Objective: Scan the records below. List lines holding "shown".

Dataset records:
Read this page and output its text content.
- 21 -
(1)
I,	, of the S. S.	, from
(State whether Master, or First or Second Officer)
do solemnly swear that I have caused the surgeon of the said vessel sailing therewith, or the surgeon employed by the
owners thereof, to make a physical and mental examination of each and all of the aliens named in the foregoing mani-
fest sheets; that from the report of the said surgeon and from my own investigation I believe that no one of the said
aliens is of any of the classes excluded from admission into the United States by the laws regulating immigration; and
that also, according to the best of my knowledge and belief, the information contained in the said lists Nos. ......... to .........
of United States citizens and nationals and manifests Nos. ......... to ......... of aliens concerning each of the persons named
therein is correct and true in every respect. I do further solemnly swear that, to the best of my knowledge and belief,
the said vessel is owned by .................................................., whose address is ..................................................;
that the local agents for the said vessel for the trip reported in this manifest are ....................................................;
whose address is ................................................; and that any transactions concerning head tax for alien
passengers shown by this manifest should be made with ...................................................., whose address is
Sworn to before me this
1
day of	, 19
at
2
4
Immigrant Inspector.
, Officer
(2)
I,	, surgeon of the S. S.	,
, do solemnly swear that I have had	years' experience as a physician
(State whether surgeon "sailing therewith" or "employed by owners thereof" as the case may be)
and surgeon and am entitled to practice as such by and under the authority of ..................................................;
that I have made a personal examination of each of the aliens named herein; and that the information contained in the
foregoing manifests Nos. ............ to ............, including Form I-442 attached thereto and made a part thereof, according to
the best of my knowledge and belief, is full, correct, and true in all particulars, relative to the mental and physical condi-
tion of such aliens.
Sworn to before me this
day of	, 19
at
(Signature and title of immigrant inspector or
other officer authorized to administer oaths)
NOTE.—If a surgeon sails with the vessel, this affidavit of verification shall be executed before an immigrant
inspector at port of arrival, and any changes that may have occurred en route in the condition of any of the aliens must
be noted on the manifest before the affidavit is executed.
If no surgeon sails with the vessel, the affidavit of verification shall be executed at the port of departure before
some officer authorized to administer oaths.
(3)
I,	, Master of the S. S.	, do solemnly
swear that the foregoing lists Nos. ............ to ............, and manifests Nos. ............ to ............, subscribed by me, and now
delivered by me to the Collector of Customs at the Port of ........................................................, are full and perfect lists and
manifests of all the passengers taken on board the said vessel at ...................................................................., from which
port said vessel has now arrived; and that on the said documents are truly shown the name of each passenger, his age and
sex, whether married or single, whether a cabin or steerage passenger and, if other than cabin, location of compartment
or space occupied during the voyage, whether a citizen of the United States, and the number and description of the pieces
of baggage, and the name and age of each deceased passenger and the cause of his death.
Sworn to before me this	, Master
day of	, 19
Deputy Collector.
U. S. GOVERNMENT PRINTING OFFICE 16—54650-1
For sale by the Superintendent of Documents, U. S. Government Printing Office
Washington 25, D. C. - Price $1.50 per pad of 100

Output:
passengers shown by this manifest should be made with ...................................................., whose address is
port said vessel has now arrived; and that on the said documents are truly shown the name of each passenger, his age and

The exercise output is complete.